**What to produce**
Go through the records below and report each line with "color" in it.

───── Materials provided ─────

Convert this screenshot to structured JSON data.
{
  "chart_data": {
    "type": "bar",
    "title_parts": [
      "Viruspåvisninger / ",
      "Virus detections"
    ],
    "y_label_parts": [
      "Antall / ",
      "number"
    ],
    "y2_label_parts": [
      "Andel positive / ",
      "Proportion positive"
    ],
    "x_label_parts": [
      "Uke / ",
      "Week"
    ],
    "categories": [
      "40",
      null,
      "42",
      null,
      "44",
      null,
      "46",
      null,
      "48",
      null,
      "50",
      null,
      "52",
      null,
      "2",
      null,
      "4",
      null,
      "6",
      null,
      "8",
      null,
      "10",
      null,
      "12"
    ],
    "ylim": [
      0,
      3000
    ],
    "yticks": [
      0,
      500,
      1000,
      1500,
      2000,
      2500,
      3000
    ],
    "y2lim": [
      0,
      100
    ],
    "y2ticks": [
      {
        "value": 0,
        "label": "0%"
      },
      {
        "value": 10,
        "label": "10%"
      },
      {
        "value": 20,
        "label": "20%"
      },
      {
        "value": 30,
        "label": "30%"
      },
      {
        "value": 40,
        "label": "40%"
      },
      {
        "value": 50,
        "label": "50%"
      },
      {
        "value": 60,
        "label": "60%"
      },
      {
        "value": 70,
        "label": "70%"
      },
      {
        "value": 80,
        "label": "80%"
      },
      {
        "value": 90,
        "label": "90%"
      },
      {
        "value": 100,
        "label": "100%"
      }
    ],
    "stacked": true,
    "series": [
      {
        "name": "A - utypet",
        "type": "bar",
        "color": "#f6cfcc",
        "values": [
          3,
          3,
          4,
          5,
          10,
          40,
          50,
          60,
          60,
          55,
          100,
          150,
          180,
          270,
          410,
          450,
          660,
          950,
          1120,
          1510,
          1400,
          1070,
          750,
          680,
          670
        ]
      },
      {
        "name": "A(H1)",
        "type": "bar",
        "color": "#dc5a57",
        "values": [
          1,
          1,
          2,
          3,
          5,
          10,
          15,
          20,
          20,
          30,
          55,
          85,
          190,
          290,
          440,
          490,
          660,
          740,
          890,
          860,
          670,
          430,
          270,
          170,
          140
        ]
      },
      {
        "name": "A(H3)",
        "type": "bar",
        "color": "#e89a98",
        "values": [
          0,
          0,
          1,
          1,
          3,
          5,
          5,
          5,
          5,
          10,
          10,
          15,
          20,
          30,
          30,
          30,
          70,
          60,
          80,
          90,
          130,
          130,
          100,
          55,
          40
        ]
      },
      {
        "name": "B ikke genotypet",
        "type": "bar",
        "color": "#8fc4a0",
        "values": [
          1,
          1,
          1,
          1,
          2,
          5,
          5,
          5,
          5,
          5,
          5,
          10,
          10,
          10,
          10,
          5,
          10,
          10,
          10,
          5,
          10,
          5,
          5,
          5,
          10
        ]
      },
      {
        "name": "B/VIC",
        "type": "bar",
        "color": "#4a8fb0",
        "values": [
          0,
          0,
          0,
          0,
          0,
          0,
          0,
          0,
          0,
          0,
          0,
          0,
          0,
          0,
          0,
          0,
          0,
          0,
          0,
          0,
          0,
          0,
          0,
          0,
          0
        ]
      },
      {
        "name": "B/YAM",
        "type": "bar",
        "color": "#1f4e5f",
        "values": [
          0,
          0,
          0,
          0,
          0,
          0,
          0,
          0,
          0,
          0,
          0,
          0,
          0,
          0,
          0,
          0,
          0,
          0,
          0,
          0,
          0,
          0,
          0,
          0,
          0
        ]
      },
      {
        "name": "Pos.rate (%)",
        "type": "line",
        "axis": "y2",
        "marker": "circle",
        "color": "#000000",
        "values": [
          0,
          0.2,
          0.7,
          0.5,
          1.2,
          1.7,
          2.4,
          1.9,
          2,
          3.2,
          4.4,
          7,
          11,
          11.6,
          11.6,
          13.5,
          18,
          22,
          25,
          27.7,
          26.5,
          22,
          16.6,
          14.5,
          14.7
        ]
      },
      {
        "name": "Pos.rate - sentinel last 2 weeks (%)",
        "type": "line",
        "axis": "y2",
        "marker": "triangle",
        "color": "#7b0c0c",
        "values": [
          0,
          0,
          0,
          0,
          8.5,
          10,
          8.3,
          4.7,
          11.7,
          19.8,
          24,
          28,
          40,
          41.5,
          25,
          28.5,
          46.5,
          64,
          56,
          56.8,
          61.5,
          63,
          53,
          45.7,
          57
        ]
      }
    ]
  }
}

─────

**Response below**
        "color": "#f6cfcc",
        "color": "#dc5a57",
        "color": "#e89a98",
        "color": "#8fc4a0",
        "color": "#4a8fb0",
        "color": "#1f4e5f",
        "color": "#000000",
        "color": "#7b0c0c",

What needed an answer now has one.